* begin *

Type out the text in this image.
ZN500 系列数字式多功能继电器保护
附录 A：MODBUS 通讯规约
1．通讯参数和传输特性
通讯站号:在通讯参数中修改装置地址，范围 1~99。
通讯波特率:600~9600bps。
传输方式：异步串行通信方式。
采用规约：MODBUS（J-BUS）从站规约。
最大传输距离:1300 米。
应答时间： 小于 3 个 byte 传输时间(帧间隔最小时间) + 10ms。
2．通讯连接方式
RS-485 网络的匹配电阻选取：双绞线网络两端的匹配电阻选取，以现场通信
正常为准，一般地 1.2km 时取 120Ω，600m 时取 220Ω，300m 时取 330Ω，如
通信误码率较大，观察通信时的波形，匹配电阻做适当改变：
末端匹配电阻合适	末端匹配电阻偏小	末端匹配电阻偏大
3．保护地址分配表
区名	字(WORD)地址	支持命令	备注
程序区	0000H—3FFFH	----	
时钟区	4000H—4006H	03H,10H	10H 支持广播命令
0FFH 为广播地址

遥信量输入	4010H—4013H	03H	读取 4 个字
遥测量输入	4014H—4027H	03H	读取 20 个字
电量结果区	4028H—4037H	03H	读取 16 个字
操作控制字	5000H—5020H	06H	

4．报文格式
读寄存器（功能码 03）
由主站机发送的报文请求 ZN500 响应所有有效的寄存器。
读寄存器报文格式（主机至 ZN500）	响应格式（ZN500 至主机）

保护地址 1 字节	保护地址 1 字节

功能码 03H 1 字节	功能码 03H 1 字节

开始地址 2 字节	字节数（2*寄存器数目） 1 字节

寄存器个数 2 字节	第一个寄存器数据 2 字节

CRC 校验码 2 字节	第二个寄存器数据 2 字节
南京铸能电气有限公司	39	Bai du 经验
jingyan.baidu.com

* end *

Reproduce the listing in full. Keep it exactly as written.

- SOLUTION TO THIS TASK
Type out the text in this image.
ZN500 系列数字式多功能继电器保护
附录 A：MODBUS 通讯规约
1．通讯参数和传输特性
通讯站号:在通讯参数中修改装置地址，范围 1~99。
通讯波特率:600~9600bps。
传输方式：异步串行通信方式。
采用规约：MODBUS（J-BUS）从站规约。
最大传输距离:1300 米。
应答时间： 小于 3 个 byte 传输时间(帧间隔最小时间) + 10ms。
2．通讯连接方式
RS-485 网络的匹配电阻选取：双绞线网络两端的匹配电阻选取，以现场通信
正常为准，一般地 1.2km 时取 120Ω，600m 时取 220Ω，300m 时取 330Ω，如
通信误码率较大，观察通信时的波形，匹配电阻做适当改变：
末端匹配电阻合适	末端匹配电阻偏小	末端匹配电阻偏大
3．保护地址分配表
区名	字(WORD)地址	支持命令	备注
程序区	0000H—3FFFH	----	
时钟区	4000H—4006H	03H,10H	10H 支持广播命令
0FFH 为广播地址

遥信量输入	4010H—4013H	03H	读取 4 个字
遥测量输入	4014H—4027H	03H	读取 20 个字
电量结果区	4028H—4037H	03H	读取 16 个字
操作控制字	5000H—5020H	06H	

4．报文格式
读寄存器（功能码 03）
由主站机发送的报文请求 ZN500 响应所有有效的寄存器。
读寄存器报文格式（主机至 ZN500）	响应格式（ZN500 至主机）

保护地址 1 字节	保护地址 1 字节

功能码 03H 1 字节	功能码 03H 1 字节

开始地址 2 字节	字节数（2*寄存器数目） 1 字节

寄存器个数 2 字节	第一个寄存器数据 2 字节

CRC 校验码 2 字节	第二个寄存器数据 2 字节
南京铸能电气有限公司	39	Bai du 经验
jingyan.baidu.com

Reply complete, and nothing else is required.